THE TASK ▸ Pull out each line of the records holding the string "Beiträge".

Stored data
## start
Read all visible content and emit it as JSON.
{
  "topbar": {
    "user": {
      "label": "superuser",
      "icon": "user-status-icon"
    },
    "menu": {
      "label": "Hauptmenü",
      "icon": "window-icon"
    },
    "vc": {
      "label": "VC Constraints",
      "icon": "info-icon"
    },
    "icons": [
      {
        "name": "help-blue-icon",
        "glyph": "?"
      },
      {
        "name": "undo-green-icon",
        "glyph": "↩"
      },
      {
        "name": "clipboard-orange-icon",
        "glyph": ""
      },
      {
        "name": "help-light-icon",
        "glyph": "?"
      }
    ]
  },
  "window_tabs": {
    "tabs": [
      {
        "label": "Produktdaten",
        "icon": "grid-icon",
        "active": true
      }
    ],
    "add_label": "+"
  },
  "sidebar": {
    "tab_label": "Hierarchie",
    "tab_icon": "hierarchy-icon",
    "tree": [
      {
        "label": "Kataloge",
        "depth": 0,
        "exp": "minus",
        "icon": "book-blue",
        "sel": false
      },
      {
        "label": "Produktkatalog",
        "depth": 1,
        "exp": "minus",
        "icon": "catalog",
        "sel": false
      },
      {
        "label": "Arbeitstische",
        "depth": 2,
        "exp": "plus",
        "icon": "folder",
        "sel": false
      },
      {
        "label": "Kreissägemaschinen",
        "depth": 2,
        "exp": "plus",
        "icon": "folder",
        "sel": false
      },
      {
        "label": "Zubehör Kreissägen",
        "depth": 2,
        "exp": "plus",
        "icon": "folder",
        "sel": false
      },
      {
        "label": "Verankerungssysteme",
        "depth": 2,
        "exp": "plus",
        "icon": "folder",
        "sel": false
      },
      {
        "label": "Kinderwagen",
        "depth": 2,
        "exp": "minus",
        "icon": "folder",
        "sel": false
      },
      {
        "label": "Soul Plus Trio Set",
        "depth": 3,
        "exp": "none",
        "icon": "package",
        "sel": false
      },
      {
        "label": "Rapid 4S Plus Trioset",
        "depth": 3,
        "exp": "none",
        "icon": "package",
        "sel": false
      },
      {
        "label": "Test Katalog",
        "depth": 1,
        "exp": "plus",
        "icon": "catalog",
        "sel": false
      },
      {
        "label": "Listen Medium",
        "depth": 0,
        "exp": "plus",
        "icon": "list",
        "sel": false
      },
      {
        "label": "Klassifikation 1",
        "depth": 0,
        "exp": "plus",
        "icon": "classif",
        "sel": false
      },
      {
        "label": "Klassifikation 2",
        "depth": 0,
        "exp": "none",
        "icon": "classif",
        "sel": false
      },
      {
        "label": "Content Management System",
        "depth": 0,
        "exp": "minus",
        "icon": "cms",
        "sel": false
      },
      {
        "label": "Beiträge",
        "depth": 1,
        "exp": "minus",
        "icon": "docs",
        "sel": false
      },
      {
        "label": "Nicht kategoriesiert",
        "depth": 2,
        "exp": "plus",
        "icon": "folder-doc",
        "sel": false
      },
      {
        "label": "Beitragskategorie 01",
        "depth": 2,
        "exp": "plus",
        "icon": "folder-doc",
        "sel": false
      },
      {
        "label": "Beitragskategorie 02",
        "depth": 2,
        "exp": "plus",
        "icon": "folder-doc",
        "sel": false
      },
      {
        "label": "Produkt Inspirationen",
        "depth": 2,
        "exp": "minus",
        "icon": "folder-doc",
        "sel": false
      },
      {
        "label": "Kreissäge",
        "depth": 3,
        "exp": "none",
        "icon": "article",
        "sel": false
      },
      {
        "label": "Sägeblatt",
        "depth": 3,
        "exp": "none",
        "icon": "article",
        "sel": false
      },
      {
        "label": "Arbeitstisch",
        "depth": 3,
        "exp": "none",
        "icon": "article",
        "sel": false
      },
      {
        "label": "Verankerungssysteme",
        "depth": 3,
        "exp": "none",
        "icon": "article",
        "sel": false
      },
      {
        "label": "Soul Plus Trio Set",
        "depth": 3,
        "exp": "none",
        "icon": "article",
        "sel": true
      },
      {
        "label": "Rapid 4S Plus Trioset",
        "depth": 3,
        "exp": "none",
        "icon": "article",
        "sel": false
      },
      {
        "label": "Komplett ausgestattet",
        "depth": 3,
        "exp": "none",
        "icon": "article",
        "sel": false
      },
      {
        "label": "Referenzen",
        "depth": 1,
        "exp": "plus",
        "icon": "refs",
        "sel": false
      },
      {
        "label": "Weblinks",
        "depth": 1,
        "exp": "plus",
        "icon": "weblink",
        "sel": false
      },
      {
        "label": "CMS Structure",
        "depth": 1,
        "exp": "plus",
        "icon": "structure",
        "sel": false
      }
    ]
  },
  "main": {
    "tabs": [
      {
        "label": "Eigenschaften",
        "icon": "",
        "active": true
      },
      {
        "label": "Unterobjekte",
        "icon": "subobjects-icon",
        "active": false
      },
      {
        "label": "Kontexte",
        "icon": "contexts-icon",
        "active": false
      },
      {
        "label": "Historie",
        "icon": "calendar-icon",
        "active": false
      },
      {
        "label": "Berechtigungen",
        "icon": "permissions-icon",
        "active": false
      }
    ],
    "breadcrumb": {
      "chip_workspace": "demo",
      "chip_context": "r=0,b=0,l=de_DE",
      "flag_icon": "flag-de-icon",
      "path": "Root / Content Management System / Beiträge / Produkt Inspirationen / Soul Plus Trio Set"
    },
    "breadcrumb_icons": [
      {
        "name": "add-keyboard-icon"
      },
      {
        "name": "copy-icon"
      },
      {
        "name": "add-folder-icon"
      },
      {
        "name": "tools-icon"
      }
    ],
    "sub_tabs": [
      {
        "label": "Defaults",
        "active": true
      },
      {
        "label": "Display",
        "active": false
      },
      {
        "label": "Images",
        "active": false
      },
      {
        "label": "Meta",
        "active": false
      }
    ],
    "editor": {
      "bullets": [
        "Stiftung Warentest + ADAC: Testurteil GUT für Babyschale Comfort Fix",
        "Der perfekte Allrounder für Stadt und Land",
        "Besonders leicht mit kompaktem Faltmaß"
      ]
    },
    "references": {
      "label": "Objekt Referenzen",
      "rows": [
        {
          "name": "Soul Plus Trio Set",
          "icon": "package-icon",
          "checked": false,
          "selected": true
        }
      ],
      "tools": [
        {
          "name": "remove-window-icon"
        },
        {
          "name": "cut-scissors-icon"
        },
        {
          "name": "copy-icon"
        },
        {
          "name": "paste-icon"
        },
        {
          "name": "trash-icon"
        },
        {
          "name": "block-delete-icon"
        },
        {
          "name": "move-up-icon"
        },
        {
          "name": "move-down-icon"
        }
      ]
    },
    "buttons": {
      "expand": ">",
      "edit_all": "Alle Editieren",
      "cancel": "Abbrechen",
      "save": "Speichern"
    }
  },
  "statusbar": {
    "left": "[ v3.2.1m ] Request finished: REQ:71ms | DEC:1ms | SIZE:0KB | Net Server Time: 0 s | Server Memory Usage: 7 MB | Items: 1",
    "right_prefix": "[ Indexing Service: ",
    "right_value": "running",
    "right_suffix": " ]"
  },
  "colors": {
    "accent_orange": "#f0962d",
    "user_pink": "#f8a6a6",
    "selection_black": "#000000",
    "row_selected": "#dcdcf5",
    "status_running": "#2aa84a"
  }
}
## end
CORRECT RESULT ▸
        "label": "Beiträge",
      "path": "Root / Content Management System / Beiträge / Produkt Inspirationen / Soul Plus Trio Set"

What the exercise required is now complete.